→ **WHAT THE TASK ASKS**
Reproduce every entry in the listing without alteration.

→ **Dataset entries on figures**
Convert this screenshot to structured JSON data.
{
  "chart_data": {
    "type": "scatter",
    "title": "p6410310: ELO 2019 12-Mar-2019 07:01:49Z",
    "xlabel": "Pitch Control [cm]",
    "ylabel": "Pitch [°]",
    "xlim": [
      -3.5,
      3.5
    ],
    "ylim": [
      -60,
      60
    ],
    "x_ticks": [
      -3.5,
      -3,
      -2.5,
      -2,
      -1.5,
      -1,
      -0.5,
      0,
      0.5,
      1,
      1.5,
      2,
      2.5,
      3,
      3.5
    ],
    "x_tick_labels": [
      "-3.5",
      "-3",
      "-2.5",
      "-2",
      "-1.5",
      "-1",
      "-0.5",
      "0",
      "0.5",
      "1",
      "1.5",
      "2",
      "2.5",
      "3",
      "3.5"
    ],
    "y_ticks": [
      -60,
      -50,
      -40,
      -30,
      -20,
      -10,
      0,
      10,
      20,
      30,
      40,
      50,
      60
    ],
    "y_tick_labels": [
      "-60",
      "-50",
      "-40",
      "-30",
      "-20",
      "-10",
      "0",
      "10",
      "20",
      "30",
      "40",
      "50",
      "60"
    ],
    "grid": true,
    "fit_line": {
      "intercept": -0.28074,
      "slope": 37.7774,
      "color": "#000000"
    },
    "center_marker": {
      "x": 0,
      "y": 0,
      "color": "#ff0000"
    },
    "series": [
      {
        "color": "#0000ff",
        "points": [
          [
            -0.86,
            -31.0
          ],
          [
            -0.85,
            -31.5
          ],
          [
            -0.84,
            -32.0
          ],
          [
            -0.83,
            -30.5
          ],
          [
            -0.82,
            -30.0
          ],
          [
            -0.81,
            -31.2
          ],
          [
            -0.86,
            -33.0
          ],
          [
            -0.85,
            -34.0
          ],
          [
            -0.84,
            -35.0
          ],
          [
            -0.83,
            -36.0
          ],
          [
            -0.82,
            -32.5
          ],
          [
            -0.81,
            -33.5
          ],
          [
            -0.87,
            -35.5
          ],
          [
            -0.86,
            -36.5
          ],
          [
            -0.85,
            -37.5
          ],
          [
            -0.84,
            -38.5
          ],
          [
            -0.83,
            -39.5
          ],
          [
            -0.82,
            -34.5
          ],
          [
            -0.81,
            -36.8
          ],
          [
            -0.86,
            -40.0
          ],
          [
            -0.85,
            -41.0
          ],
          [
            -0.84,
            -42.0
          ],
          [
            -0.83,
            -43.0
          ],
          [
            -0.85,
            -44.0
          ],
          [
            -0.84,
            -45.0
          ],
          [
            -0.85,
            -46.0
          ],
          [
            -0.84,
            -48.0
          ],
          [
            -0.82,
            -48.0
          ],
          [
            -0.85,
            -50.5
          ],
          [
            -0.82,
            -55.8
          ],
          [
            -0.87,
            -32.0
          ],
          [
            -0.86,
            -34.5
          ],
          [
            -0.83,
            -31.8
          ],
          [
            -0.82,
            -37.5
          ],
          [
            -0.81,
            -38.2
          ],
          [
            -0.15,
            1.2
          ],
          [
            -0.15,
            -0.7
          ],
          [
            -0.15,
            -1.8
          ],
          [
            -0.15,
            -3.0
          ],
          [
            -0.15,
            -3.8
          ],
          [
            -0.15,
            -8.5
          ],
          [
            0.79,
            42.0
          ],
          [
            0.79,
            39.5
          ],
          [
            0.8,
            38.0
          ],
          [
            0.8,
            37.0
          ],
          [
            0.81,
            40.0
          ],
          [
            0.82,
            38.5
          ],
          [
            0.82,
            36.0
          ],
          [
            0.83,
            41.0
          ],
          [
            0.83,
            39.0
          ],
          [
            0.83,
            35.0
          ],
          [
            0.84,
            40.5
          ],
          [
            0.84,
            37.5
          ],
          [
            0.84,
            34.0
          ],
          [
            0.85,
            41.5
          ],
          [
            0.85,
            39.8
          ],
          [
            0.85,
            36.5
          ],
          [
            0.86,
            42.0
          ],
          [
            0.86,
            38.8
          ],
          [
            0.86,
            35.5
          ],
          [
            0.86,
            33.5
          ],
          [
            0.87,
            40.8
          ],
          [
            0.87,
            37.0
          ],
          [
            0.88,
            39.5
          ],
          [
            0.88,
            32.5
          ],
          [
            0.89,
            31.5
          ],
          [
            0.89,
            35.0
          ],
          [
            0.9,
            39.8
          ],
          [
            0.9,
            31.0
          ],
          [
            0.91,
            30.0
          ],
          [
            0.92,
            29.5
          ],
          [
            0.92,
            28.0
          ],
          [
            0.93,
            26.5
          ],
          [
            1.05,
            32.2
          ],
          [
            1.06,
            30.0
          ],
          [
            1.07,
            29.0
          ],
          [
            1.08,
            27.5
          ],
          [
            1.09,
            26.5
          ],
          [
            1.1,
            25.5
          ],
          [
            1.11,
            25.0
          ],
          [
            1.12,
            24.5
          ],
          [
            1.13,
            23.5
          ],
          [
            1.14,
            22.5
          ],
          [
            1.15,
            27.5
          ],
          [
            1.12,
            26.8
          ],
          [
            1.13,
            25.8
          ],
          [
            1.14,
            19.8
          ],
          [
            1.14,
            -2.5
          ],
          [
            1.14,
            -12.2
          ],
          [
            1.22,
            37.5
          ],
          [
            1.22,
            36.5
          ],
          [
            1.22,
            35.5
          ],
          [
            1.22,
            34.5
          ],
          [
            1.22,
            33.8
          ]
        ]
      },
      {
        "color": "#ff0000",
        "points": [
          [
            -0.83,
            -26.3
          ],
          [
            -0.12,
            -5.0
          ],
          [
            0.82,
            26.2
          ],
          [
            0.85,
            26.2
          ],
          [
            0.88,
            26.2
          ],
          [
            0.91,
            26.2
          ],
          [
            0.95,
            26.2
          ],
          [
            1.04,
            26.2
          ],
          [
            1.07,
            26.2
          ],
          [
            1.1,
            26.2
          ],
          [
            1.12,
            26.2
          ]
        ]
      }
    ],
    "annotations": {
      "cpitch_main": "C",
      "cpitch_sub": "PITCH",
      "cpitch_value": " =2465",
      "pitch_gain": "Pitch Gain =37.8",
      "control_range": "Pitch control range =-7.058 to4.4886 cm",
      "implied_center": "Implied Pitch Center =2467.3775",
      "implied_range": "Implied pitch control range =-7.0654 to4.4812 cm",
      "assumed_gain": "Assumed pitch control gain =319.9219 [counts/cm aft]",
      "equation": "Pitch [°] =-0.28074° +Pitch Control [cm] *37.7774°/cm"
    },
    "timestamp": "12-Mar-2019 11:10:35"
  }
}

→ **EXERCISE ANSWER**
Convert this screenshot to structured JSON data.
{
  "chart_data": {
    "type": "scatter",
    "title": "p6410310: ELO 2019 12-Mar-2019 07:01:49Z",
    "xlabel": "Pitch Control [cm]",
    "ylabel": "Pitch [°]",
    "xlim": [
      -3.5,
      3.5
    ],
    "ylim": [
      -60,
      60
    ],
    "x_ticks": [
      -3.5,
      -3,
      -2.5,
      -2,
      -1.5,
      -1,
      -0.5,
      0,
      0.5,
      1,
      1.5,
      2,
      2.5,
      3,
      3.5
    ],
    "x_tick_labels": [
      "-3.5",
      "-3",
      "-2.5",
      "-2",
      "-1.5",
      "-1",
      "-0.5",
      "0",
      "0.5",
      "1",
      "1.5",
      "2",
      "2.5",
      "3",
      "3.5"
    ],
    "y_ticks": [
      -60,
      -50,
      -40,
      -30,
      -20,
      -10,
      0,
      10,
      20,
      30,
      40,
      50,
      60
    ],
    "y_tick_labels": [
      "-60",
      "-50",
      "-40",
      "-30",
      "-20",
      "-10",
      "0",
      "10",
      "20",
      "30",
      "40",
      "50",
      "60"
    ],
    "grid": true,
    "fit_line": {
      "intercept": -0.28074,
      "slope": 37.7774,
      "color": "#000000"
    },
    "center_marker": {
      "x": 0,
      "y": 0,
      "color": "#ff0000"
    },
    "series": [
      {
        "color": "#0000ff",
        "points": [
          [
            -0.86,
            -31.0
          ],
          [
            -0.85,
            -31.5
          ],
          [
            -0.84,
            -32.0
          ],
          [
            -0.83,
            -30.5
          ],
          [
            -0.82,
            -30.0
          ],
          [
            -0.81,
            -31.2
          ],
          [
            -0.86,
            -33.0
          ],
          [
            -0.85,
            -34.0
          ],
          [
            -0.84,
            -35.0
          ],
          [
            -0.83,
            -36.0
          ],
          [
            -0.82,
            -32.5
          ],
          [
            -0.81,
            -33.5
          ],
          [
            -0.87,
            -35.5
          ],
          [
            -0.86,
            -36.5
          ],
          [
            -0.85,
            -37.5
          ],
          [
            -0.84,
            -38.5
          ],
          [
            -0.83,
            -39.5
          ],
          [
            -0.82,
            -34.5
          ],
          [
            -0.81,
            -36.8
          ],
          [
            -0.86,
            -40.0
          ],
          [
            -0.85,
            -41.0
          ],
          [
            -0.84,
            -42.0
          ],
          [
            -0.83,
            -43.0
          ],
          [
            -0.85,
            -44.0
          ],
          [
            -0.84,
            -45.0
          ],
          [
            -0.85,
            -46.0
          ],
          [
            -0.84,
            -48.0
          ],
          [
            -0.82,
            -48.0
          ],
          [
            -0.85,
            -50.5
          ],
          [
            -0.82,
            -55.8
          ],
          [
            -0.87,
            -32.0
          ],
          [
            -0.86,
            -34.5
          ],
          [
            -0.83,
            -31.8
          ],
          [
            -0.82,
            -37.5
          ],
          [
            -0.81,
            -38.2
          ],
          [
            -0.15,
            1.2
          ],
          [
            -0.15,
            -0.7
          ],
          [
            -0.15,
            -1.8
          ],
          [
            -0.15,
            -3.0
          ],
          [
            -0.15,
            -3.8
          ],
          [
            -0.15,
            -8.5
          ],
          [
            0.79,
            42.0
          ],
          [
            0.79,
            39.5
          ],
          [
            0.8,
            38.0
          ],
          [
            0.8,
            37.0
          ],
          [
            0.81,
            40.0
          ],
          [
            0.82,
            38.5
          ],
          [
            0.82,
            36.0
          ],
          [
            0.83,
            41.0
          ],
          [
            0.83,
            39.0
          ],
          [
            0.83,
            35.0
          ],
          [
            0.84,
            40.5
          ],
          [
            0.84,
            37.5
          ],
          [
            0.84,
            34.0
          ],
          [
            0.85,
            41.5
          ],
          [
            0.85,
            39.8
          ],
          [
            0.85,
            36.5
          ],
          [
            0.86,
            42.0
          ],
          [
            0.86,
            38.8
          ],
          [
            0.86,
            35.5
          ],
          [
            0.86,
            33.5
          ],
          [
            0.87,
            40.8
          ],
          [
            0.87,
            37.0
          ],
          [
            0.88,
            39.5
          ],
          [
            0.88,
            32.5
          ],
          [
            0.89,
            31.5
          ],
          [
            0.89,
            35.0
          ],
          [
            0.9,
            39.8
          ],
          [
            0.9,
            31.0
          ],
          [
            0.91,
            30.0
          ],
          [
            0.92,
            29.5
          ],
          [
            0.92,
            28.0
          ],
          [
            0.93,
            26.5
          ],
          [
            1.05,
            32.2
          ],
          [
            1.06,
            30.0
          ],
          [
            1.07,
            29.0
          ],
          [
            1.08,
            27.5
          ],
          [
            1.09,
            26.5
          ],
          [
            1.1,
            25.5
          ],
          [
            1.11,
            25.0
          ],
          [
            1.12,
            24.5
          ],
          [
            1.13,
            23.5
          ],
          [
            1.14,
            22.5
          ],
          [
            1.15,
            27.5
          ],
          [
            1.12,
            26.8
          ],
          [
            1.13,
            25.8
          ],
          [
            1.14,
            19.8
          ],
          [
            1.14,
            -2.5
          ],
          [
            1.14,
            -12.2
          ],
          [
            1.22,
            37.5
          ],
          [
            1.22,
            36.5
          ],
          [
            1.22,
            35.5
          ],
          [
            1.22,
            34.5
          ],
          [
            1.22,
            33.8
          ]
        ]
      },
      {
        "color": "#ff0000",
        "points": [
          [
            -0.83,
            -26.3
          ],
          [
            -0.12,
            -5.0
          ],
          [
            0.82,
            26.2
          ],
          [
            0.85,
            26.2
          ],
          [
            0.88,
            26.2
          ],
          [
            0.91,
            26.2
          ],
          [
            0.95,
            26.2
          ],
          [
            1.04,
            26.2
          ],
          [
            1.07,
            26.2
          ],
          [
            1.1,
            26.2
          ],
          [
            1.12,
            26.2
          ]
        ]
      }
    ],
    "annotations": {
      "cpitch_main": "C",
      "cpitch_sub": "PITCH",
      "cpitch_value": " =2465",
      "pitch_gain": "Pitch Gain =37.8",
      "control_range": "Pitch control range =-7.058 to4.4886 cm",
      "implied_center": "Implied Pitch Center =2467.3775",
      "implied_range": "Implied pitch control range =-7.0654 to4.4812 cm",
      "assumed_gain": "Assumed pitch control gain =319.9219 [counts/cm aft]",
      "equation": "Pitch [°] =-0.28074° +Pitch Control [cm] *37.7774°/cm"
    },
    "timestamp": "12-Mar-2019 11:10:35"
  }
}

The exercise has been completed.